YOUR GOAL
Below are the records; copy each line in them that holds the word "text".

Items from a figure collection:
+--
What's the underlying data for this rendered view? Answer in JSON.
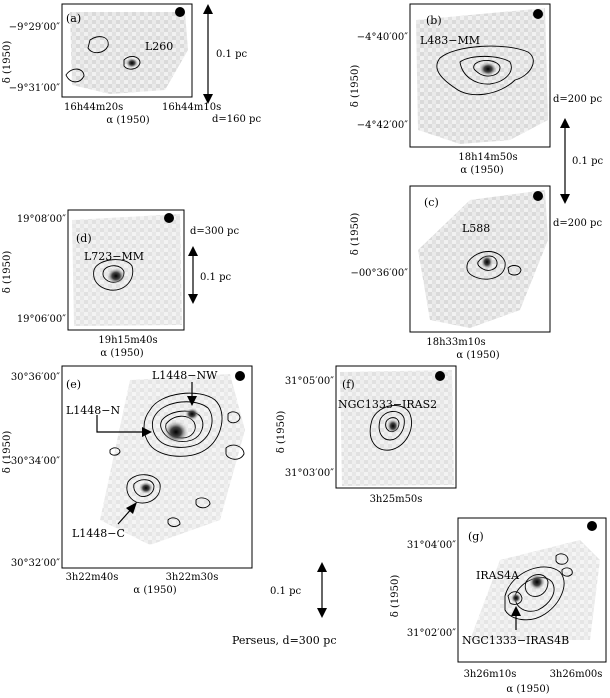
{
  "panels": [
    {
      "id": "a",
      "letter": "(a)",
      "source": "L260",
      "yticks": [
        "−9°29′00″",
        "−9°31′00″"
      ],
      "xticks": [
        "16h44m20s",
        "16h44m10s"
      ],
      "ylabel": "δ (1950)",
      "xlabel": "α (1950)"
    },
    {
      "id": "b",
      "letter": "(b)",
      "source": "L483−MM",
      "yticks": [
        "−4°40′00″",
        "−4°42′00″"
      ],
      "xticks": [
        "18h14m50s"
      ],
      "ylabel": "δ (1950)",
      "xlabel": "α (1950)"
    },
    {
      "id": "c",
      "letter": "(c)",
      "source": "L588",
      "yticks": [
        "−00°36′00″"
      ],
      "xticks": [
        "18h33m10s"
      ],
      "ylabel": "δ (1950)",
      "xlabel": "α (1950)"
    },
    {
      "id": "d",
      "letter": "(d)",
      "source": "L723−MM",
      "yticks": [
        "19°08′00″",
        "19°06′00″"
      ],
      "xticks": [
        "19h15m40s"
      ],
      "ylabel": "δ (1950)",
      "xlabel": "α (1950)"
    },
    {
      "id": "e",
      "letter": "(e)",
      "sources": [
        "L1448−NW",
        "L1448−N",
        "L1448−C"
      ],
      "yticks": [
        "30°36′00″",
        "30°34′00″",
        "30°32′00″"
      ],
      "xticks": [
        "3h22m40s",
        "3h22m30s"
      ],
      "ylabel": "δ (1950)",
      "xlabel": "α (1950)"
    },
    {
      "id": "f",
      "letter": "(f)",
      "source": "NGC1333−IRAS2",
      "yticks": [
        "31°05′00″",
        "31°03′00″"
      ],
      "xticks": [
        "3h25m50s"
      ],
      "ylabel": "δ (1950)"
    },
    {
      "id": "g",
      "letter": "(g)",
      "sources": [
        "IRAS4A",
        "NGC1333−IRAS4B"
      ],
      "yticks": [
        "31°04′00″",
        "31°02′00″"
      ],
      "xticks": [
        "3h26m10s",
        "3h26m00s"
      ],
      "ylabel": "δ (1950)",
      "xlabel": "α (1950)"
    }
  ],
  "scalebars": {
    "a": {
      "size": "0.1 pc",
      "dist": "d=160 pc"
    },
    "bc": {
      "size": "0.1 pc",
      "dist_b": "d=200 pc",
      "dist_c": "d=200 pc"
    },
    "d": {
      "size": "0.1 pc",
      "dist": "d=300 pc"
    },
    "perseus": {
      "size": "0.1 pc",
      "caption": "Perseus, d=300 pc"
    }
  }
}
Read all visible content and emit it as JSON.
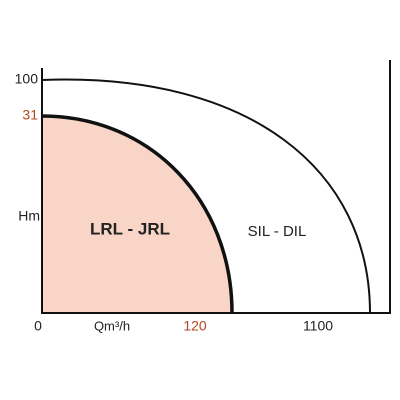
{
  "y_axis": {
    "top_label": "100",
    "mark_label": "31",
    "title": "Hm"
  },
  "x_axis": {
    "origin_label": "0",
    "title": "Qm³/h",
    "mark_label": "120",
    "end_label": "1100"
  },
  "regions": [
    {
      "label": "LRL - JRL"
    },
    {
      "label": "SIL - DIL"
    }
  ]
}
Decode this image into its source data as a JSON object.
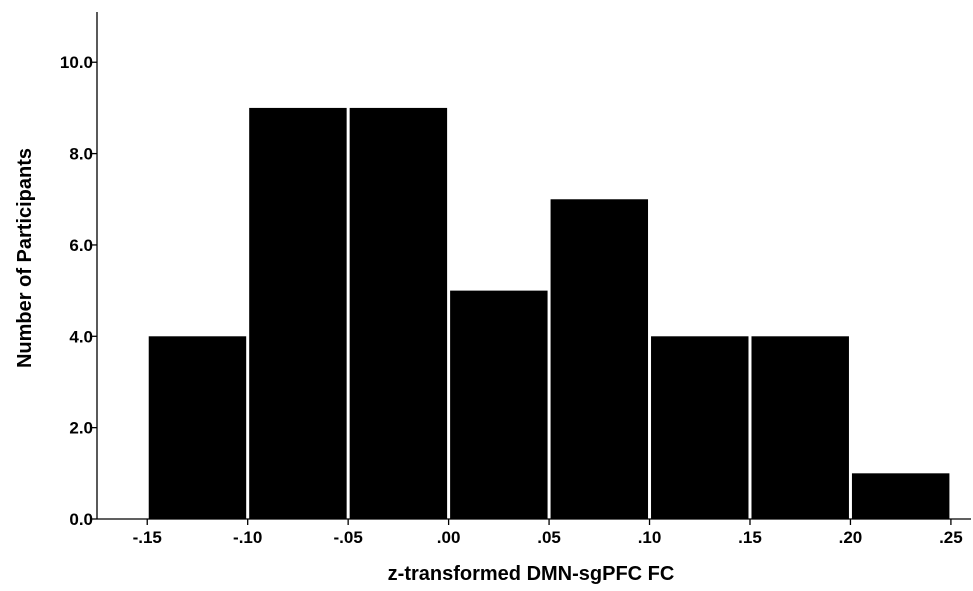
{
  "chart_data": {
    "type": "bar",
    "subtype": "histogram",
    "title": "",
    "xlabel": "z-transformed DMN-sgPFC FC",
    "ylabel": "Number of Participants",
    "bin_edges": [
      -0.15,
      -0.1,
      -0.05,
      0.0,
      0.05,
      0.1,
      0.15,
      0.2,
      0.25
    ],
    "values": [
      4,
      9,
      9,
      5,
      7,
      4,
      4,
      1
    ],
    "x_tick_labels": [
      "-.15",
      "-.10",
      "-.05",
      ".00",
      ".05",
      ".10",
      ".15",
      ".20",
      ".25"
    ],
    "y_ticks": [
      0,
      2,
      4,
      6,
      8,
      10
    ],
    "y_tick_labels": [
      "0.0",
      "2.0",
      "4.0",
      "6.0",
      "8.0",
      "10.0"
    ],
    "xlim": [
      -0.175,
      0.26
    ],
    "ylim": [
      0,
      11.1
    ],
    "grid": false,
    "legend": "none",
    "colors": {
      "bar": "#000000",
      "bar_edge": "#ffffff",
      "axis": "#000000",
      "background": "#ffffff"
    }
  }
}
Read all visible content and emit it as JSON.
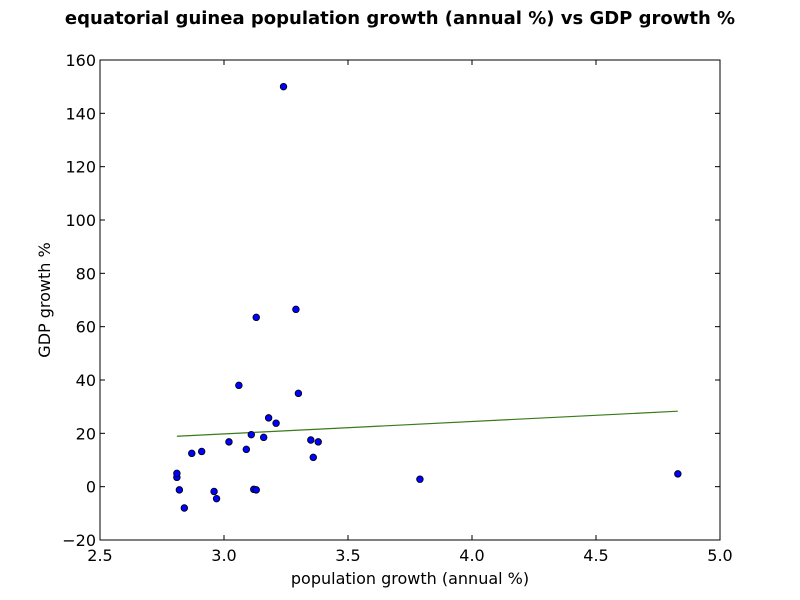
{
  "chart_data": {
    "type": "scatter",
    "title": "equatorial guinea population growth (annual %) vs GDP growth %",
    "xlabel": "population growth (annual %)",
    "ylabel": "GDP growth %",
    "xlim": [
      2.5,
      5.0
    ],
    "ylim": [
      -20,
      160
    ],
    "x_ticks": [
      "2.5",
      "3.0",
      "3.5",
      "4.0",
      "4.5",
      "5.0"
    ],
    "y_ticks": [
      "−20",
      "0",
      "20",
      "40",
      "60",
      "80",
      "100",
      "120",
      "140",
      "160"
    ],
    "grid": false,
    "legend": "none",
    "colors": {
      "points": "#0000ff",
      "point_edge": "#000000",
      "trend_line": "#3a7a1a",
      "axes": "#000000",
      "background": "#ffffff"
    },
    "series": [
      {
        "kind": "points",
        "x": [
          2.81,
          2.81,
          2.82,
          2.84,
          2.87,
          2.91,
          2.96,
          2.97,
          3.02,
          3.06,
          3.09,
          3.11,
          3.12,
          3.13,
          3.13,
          3.16,
          3.18,
          3.21,
          3.24,
          3.29,
          3.3,
          3.35,
          3.36,
          3.38,
          3.79,
          4.83
        ],
        "y": [
          3.5,
          5.0,
          -1.2,
          -8.0,
          12.5,
          13.2,
          -1.8,
          -4.5,
          16.8,
          38.0,
          14.0,
          19.5,
          -1.0,
          -1.2,
          63.5,
          18.5,
          25.8,
          23.8,
          150.0,
          66.5,
          35.0,
          17.5,
          11.0,
          16.8,
          2.8,
          4.8
        ]
      },
      {
        "kind": "trend",
        "x": [
          2.81,
          4.83
        ],
        "y": [
          18.9,
          28.3
        ]
      }
    ]
  }
}
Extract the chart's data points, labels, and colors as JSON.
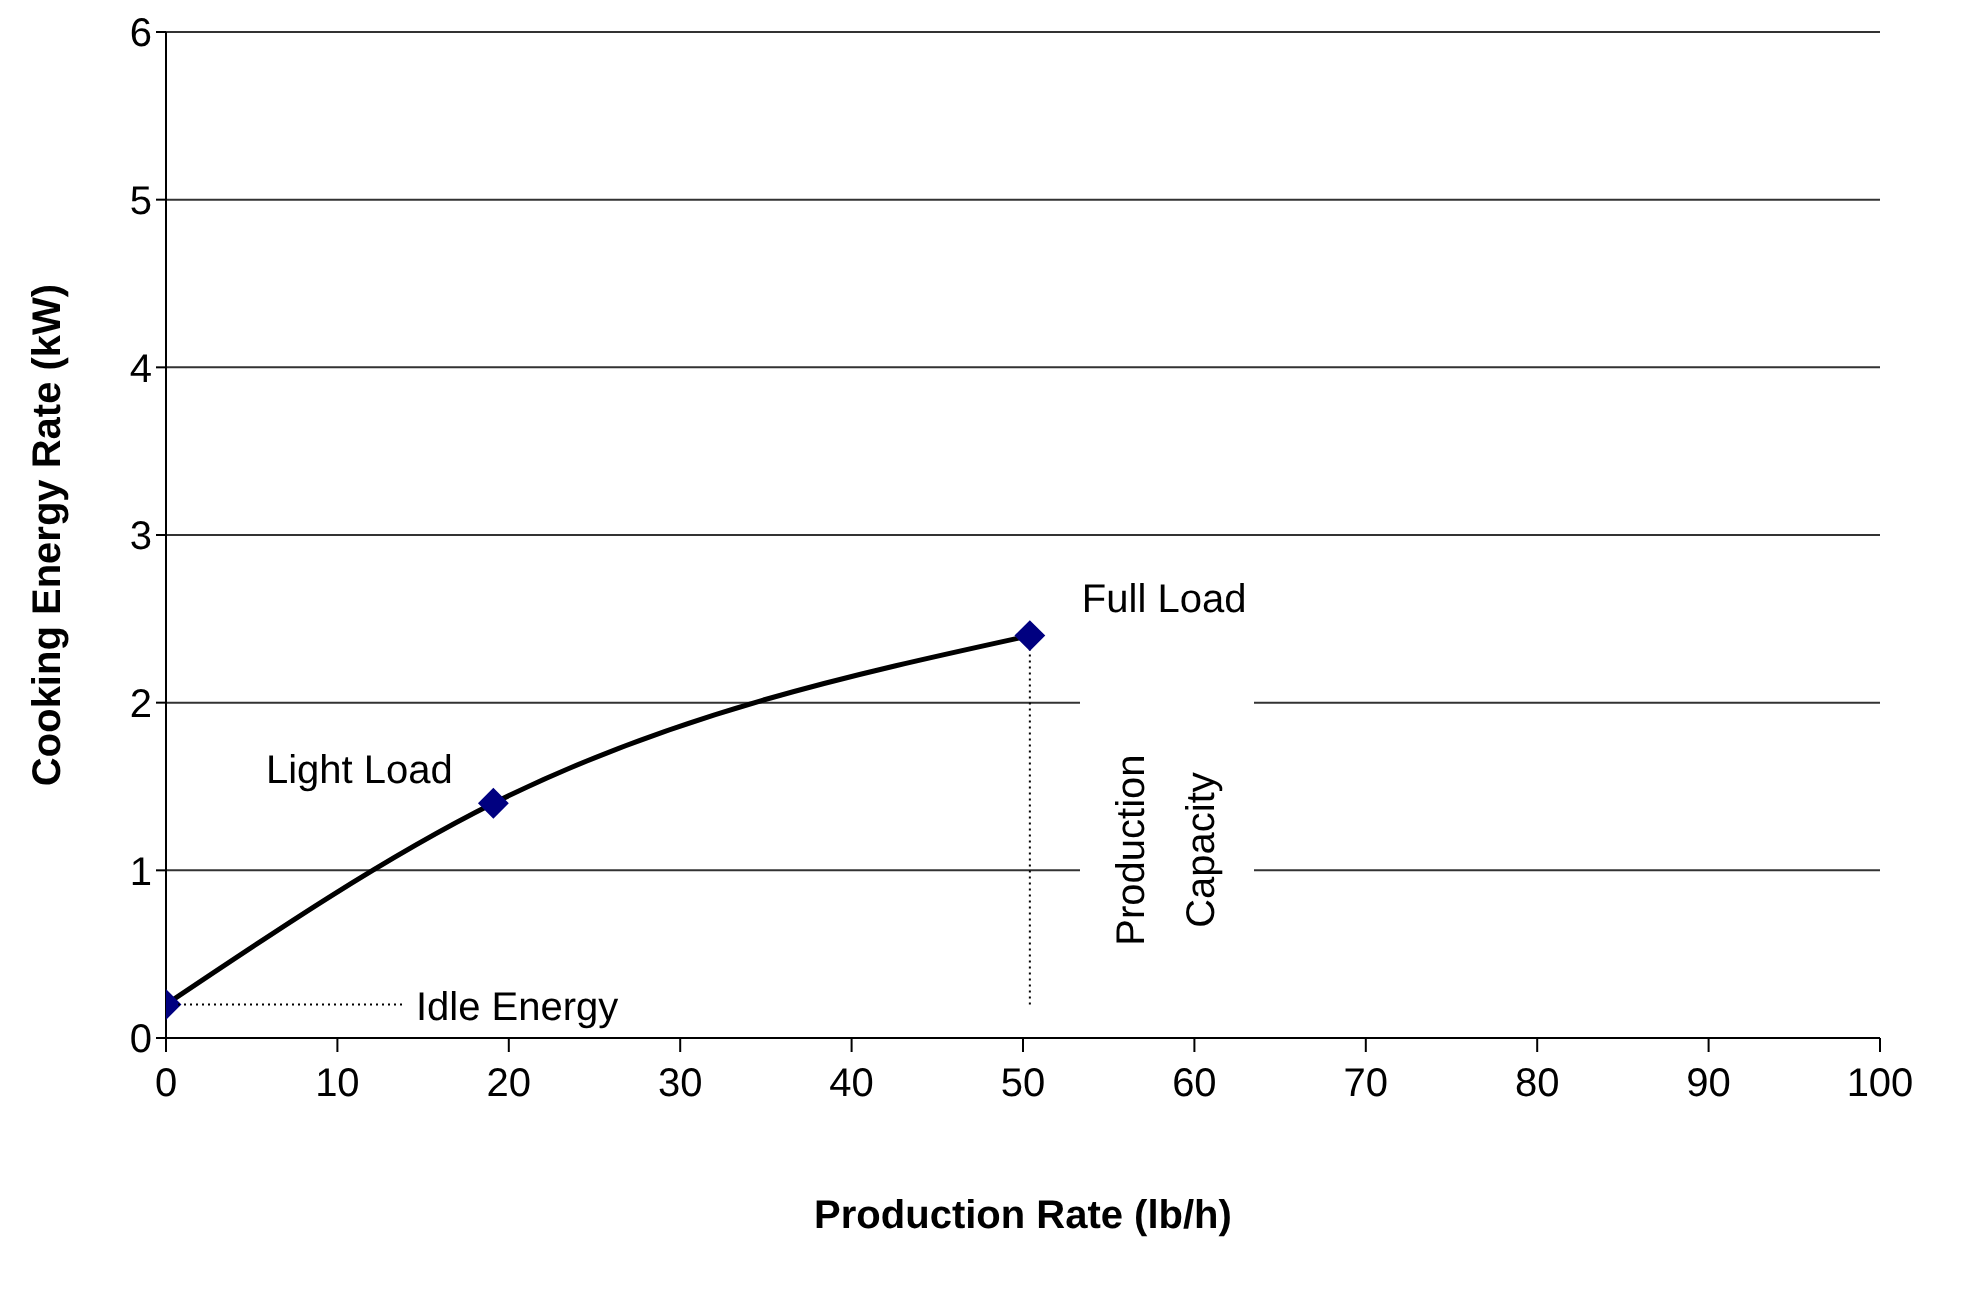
{
  "chart_data": {
    "type": "scatter",
    "xlabel": "Production Rate (lb/h)",
    "ylabel": "Cooking Energy Rate (kW)",
    "series": [
      {
        "type": "line",
        "color": "#000000",
        "x": [
          0,
          19.1,
          50.4
        ],
        "values": [
          0.2,
          1.4,
          2.4
        ],
        "marker": "none"
      },
      {
        "type": "line",
        "color": "#000000",
        "x": [
          50.4,
          50.4
        ],
        "values": [
          0.2,
          2.4
        ],
        "marker": "none",
        "line_style": "dotted"
      },
      {
        "color": "#000080",
        "x": [
          0,
          19.1,
          50.4
        ],
        "values": [
          0.2,
          1.4,
          2.4
        ],
        "marker": "diamond"
      }
    ],
    "annotations": [
      {
        "text": "Idle Energy",
        "x": 0,
        "y": 0.2
      },
      {
        "text": "Light Load",
        "x": 19.1,
        "y": 1.4
      },
      {
        "text": "Full Load",
        "x": 50.4,
        "y": 2.4
      },
      "Production Capacity"
    ],
    "xlim": [
      0,
      100
    ],
    "xticks": [
      0,
      10,
      20,
      30,
      40,
      50,
      60,
      70,
      80,
      90,
      100
    ],
    "ylim": [
      0,
      6
    ],
    "yticks": [
      0,
      1,
      2,
      3,
      4,
      5,
      6
    ],
    "grid": "y"
  }
}
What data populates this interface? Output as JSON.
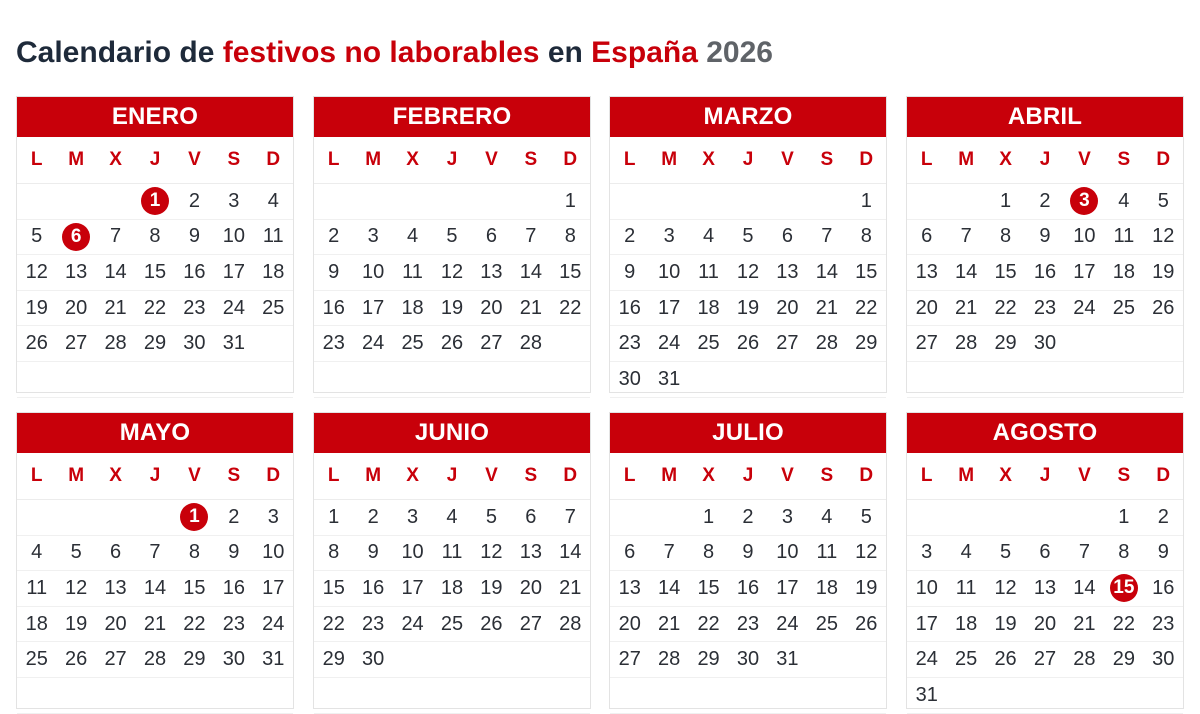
+--
SOLUTION
        "text": "Idle Energy",
        "text": "Light Load",
        "text": "Full Load",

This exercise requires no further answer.